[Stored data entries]
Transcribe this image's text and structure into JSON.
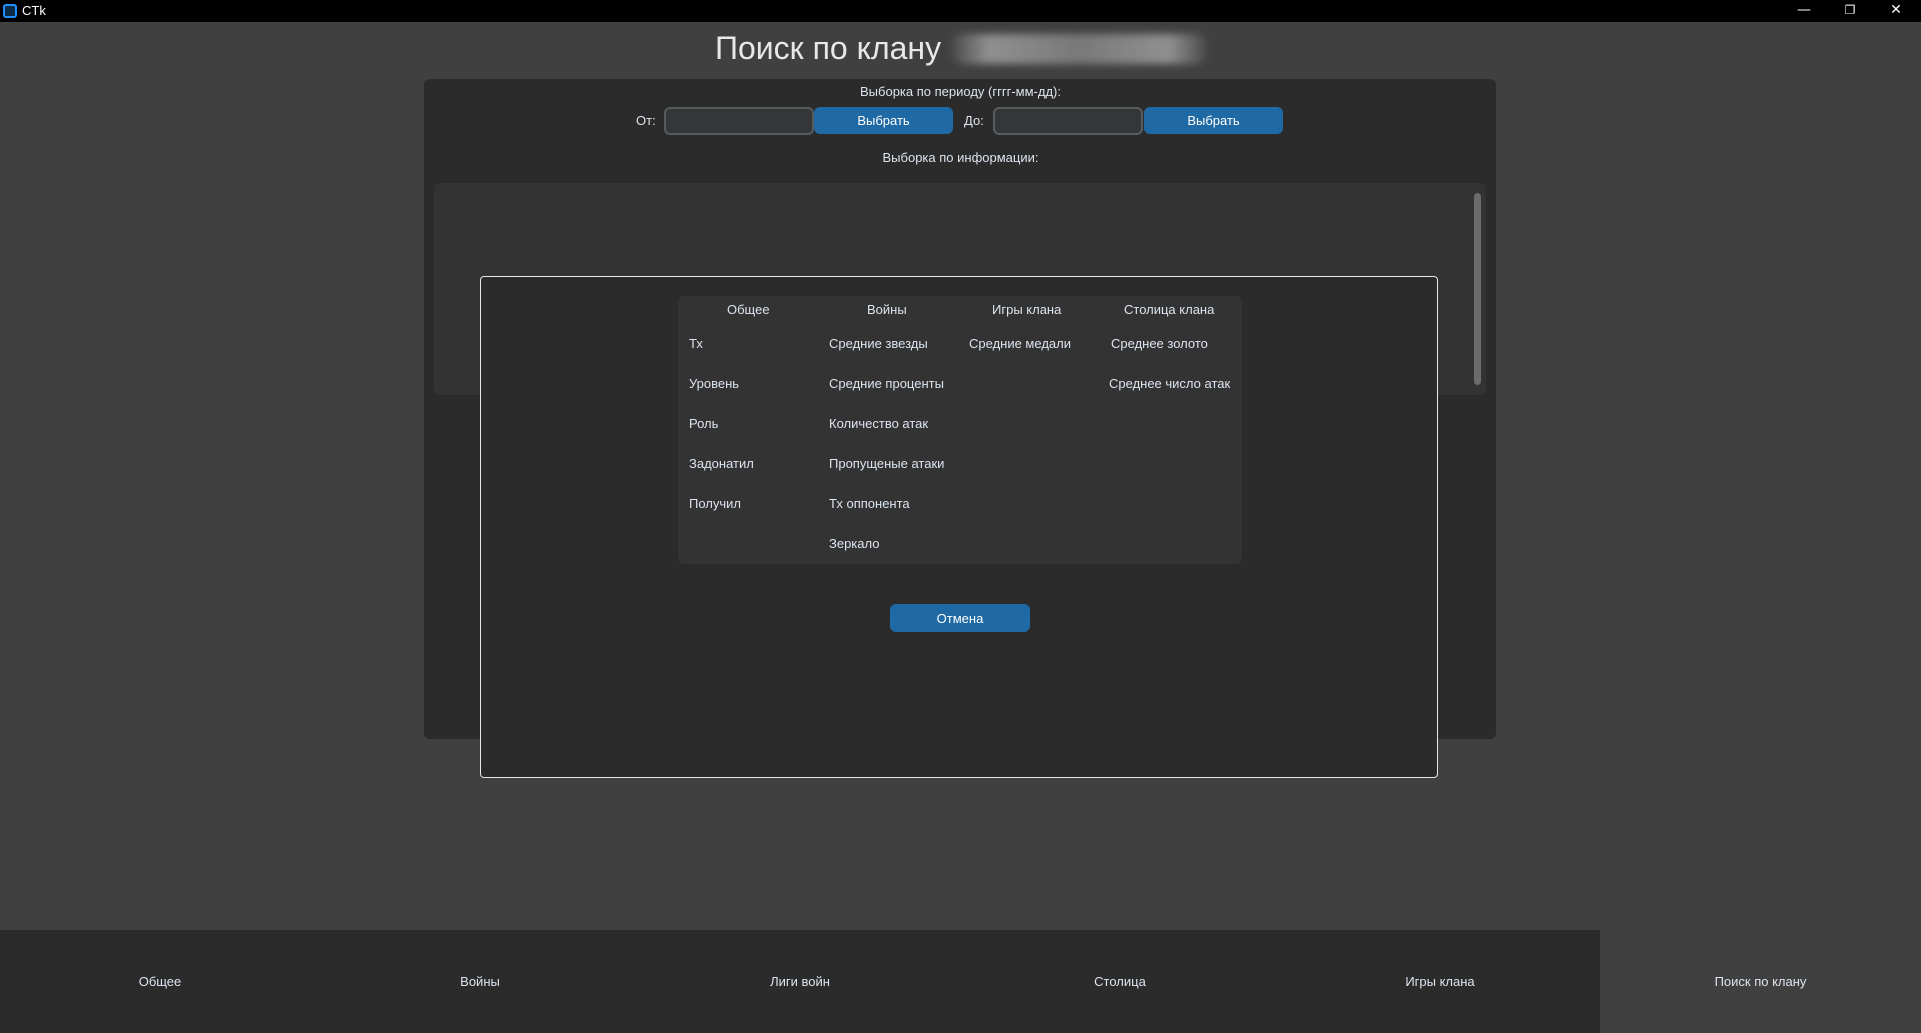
{
  "window": {
    "title": "CTk",
    "min_glyph": "—",
    "max_glyph": "❐",
    "close_glyph": "✕"
  },
  "page": {
    "title": "Поиск по клану"
  },
  "period": {
    "label": "Выборка по периоду (гггг-мм-дд):",
    "from_label": "От:",
    "from_value": "",
    "from_button": "Выбрать",
    "to_label": "До:",
    "to_value": "",
    "to_button": "Выбрать"
  },
  "info": {
    "label": "Выборка по информации:"
  },
  "modal": {
    "columns": [
      {
        "header": "Общее",
        "items": [
          "Тх",
          "Уровень",
          "Роль",
          "Задонатил",
          "Получил"
        ]
      },
      {
        "header": "Войны",
        "items": [
          "Средние звезды",
          "Средние проценты",
          "Количество атак",
          "Пропущеные атаки",
          "Тх оппонента",
          "Зеркало"
        ]
      },
      {
        "header": "Игры клана",
        "items": [
          "Средние медали"
        ]
      },
      {
        "header": "Столица клана",
        "items": [
          "Среднее золото",
          "Среднее число атак"
        ]
      }
    ],
    "cancel_button": "Отмена"
  },
  "nav": {
    "tabs": [
      "Общее",
      "Войны",
      "Лиги войн",
      "Столица",
      "Игры клана",
      "Поиск по клану"
    ],
    "active_index": 5
  },
  "colors": {
    "accent": "#1f6aa5",
    "background": "#404040",
    "frame": "#2b2b2b"
  }
}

**Written request**
Scan the listing above and identify each line holding the string "Средние"; copy every such line.

**Task output**
          "Средние звезды",
          "Средние проценты",
          "Средние медали"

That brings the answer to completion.